** Begin **

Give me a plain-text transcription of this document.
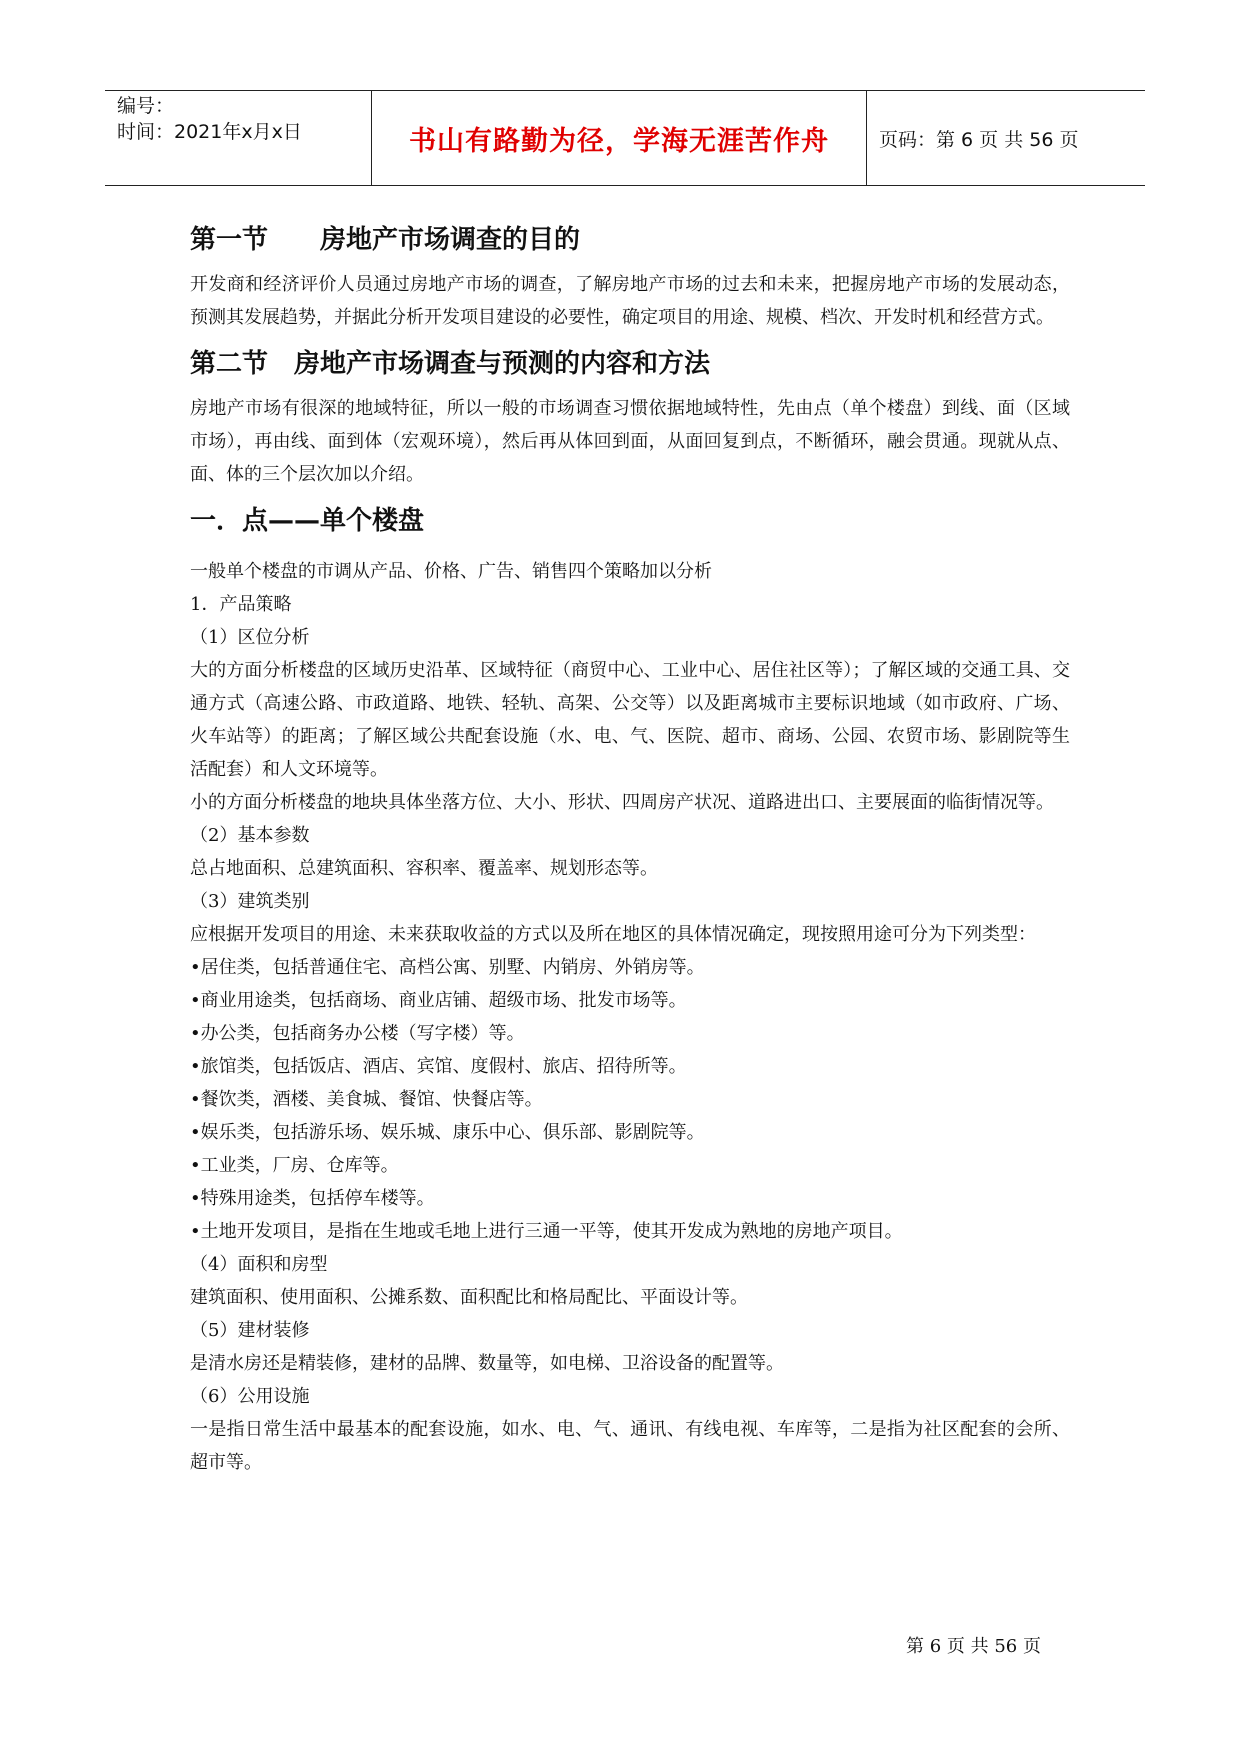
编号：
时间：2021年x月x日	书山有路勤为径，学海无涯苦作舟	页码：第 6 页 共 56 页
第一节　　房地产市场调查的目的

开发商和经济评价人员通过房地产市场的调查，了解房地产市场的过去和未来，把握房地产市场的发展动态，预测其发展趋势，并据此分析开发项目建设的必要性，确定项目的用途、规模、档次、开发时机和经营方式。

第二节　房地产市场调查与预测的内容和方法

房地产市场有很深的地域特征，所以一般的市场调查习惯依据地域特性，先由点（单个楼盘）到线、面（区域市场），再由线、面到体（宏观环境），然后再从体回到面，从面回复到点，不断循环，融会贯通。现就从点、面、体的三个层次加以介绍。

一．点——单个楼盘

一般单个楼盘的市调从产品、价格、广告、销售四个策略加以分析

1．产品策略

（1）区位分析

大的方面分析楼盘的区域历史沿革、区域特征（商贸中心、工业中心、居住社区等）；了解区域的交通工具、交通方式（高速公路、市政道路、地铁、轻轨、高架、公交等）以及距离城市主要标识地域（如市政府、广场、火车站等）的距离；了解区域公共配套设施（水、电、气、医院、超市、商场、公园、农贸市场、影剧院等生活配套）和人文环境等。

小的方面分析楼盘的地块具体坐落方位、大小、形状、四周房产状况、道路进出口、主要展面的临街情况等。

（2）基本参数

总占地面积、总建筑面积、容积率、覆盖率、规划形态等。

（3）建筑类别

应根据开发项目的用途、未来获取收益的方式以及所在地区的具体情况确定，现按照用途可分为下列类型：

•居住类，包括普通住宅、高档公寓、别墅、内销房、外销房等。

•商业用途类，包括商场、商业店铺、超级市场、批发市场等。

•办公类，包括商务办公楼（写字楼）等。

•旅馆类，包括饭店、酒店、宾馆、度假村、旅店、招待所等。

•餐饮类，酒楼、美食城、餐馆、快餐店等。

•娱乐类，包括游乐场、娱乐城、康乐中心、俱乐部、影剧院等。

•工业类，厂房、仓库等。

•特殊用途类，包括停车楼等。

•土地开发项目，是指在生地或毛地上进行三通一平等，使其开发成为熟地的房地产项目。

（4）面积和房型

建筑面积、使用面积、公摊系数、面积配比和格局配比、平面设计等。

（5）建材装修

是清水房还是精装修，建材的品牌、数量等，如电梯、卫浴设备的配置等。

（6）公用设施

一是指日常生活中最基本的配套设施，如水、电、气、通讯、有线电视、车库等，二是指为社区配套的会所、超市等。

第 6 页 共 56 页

** End **
** Begin **

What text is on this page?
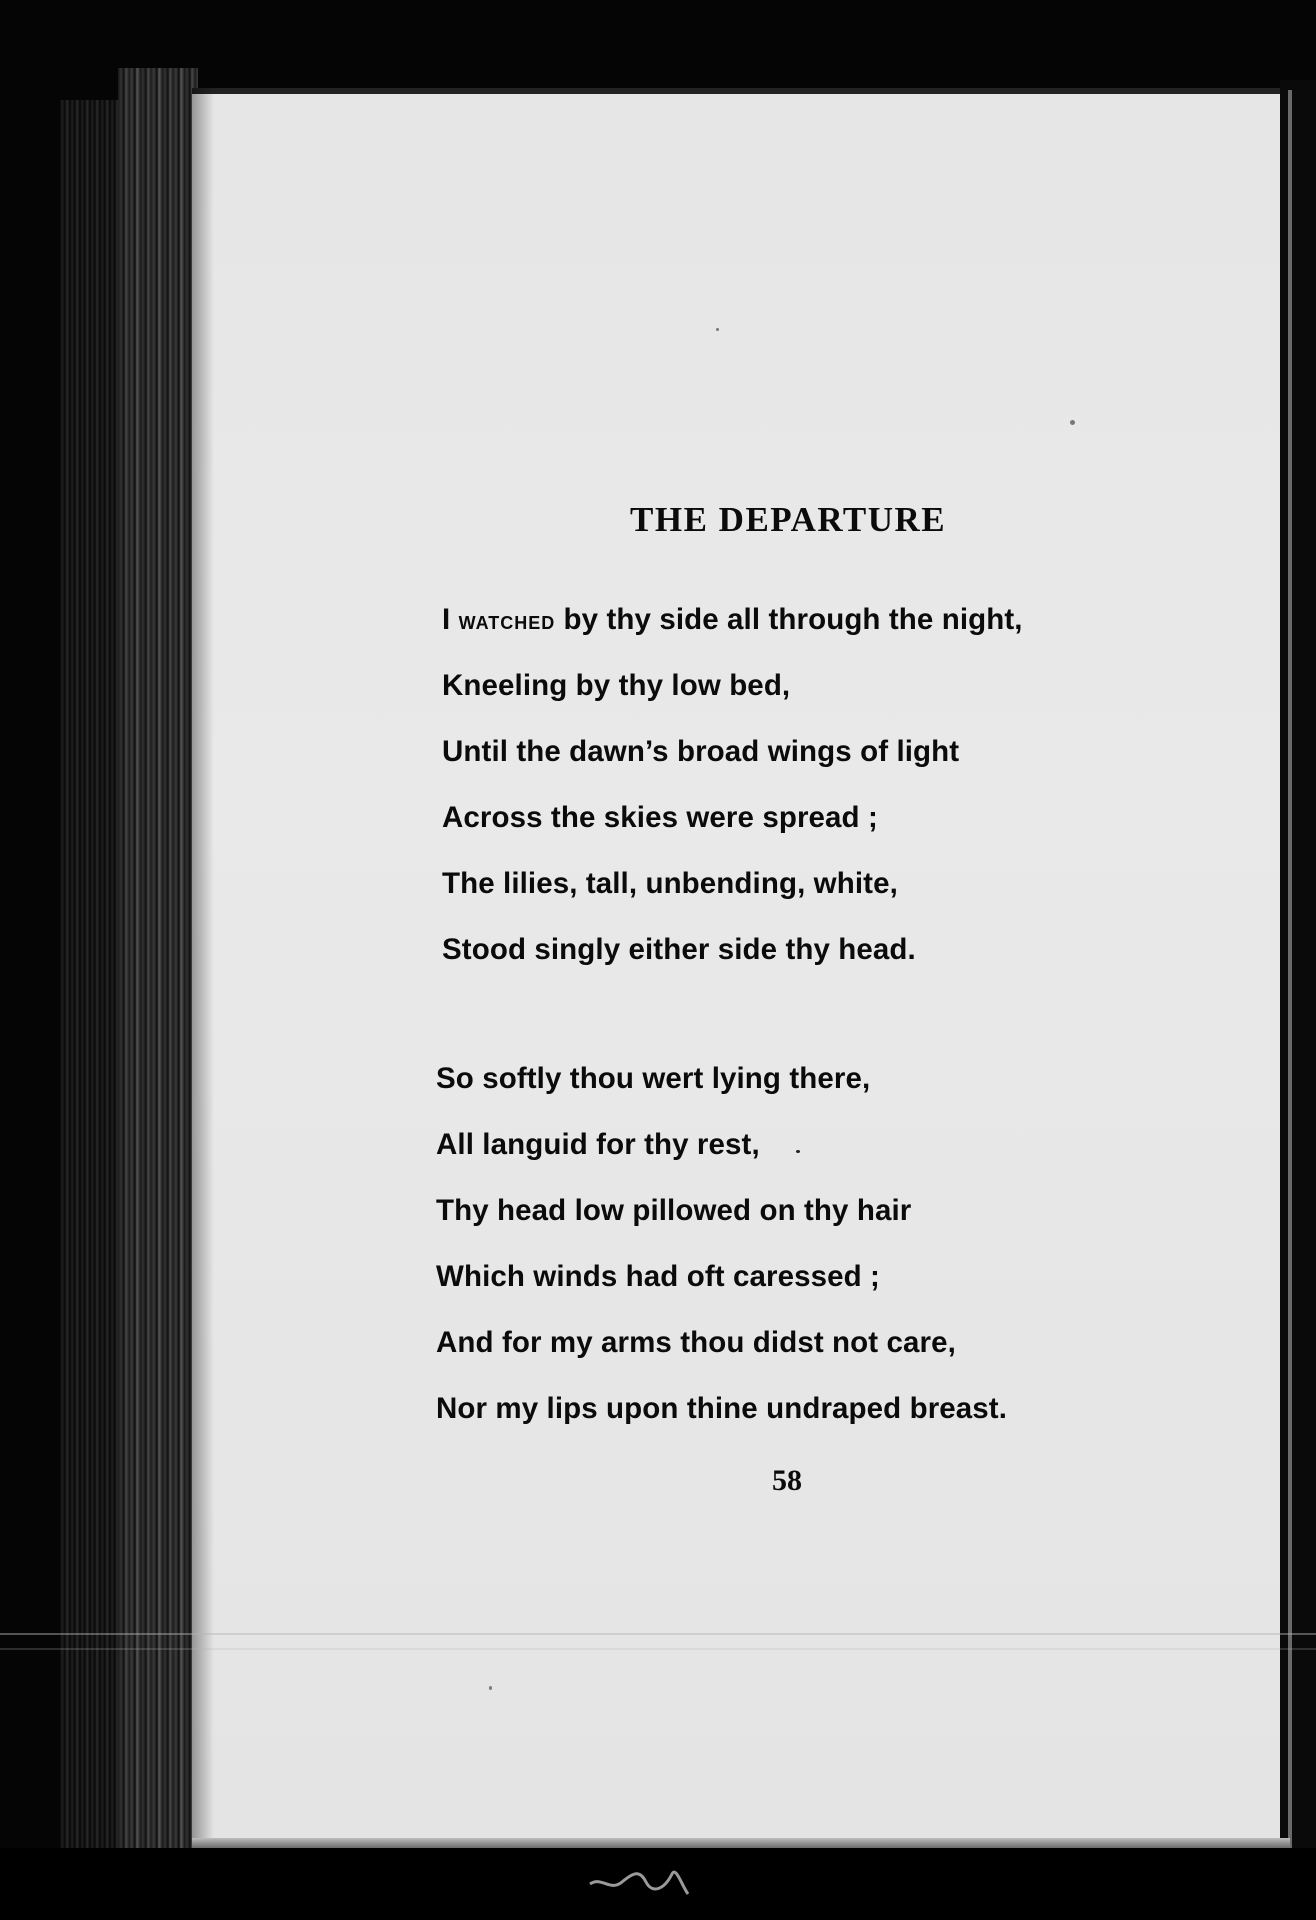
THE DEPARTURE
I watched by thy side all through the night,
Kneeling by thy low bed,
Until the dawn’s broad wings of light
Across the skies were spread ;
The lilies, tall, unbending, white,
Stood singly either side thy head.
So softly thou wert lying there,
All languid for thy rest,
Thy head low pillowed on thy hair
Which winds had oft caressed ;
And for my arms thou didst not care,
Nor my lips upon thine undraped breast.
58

** End **

▶ Objective
Read the data above and pull out each line that holds the string "side".

▶ Reply to the exercise
I watched by thy side all through the night,
Stood singly either side thy head.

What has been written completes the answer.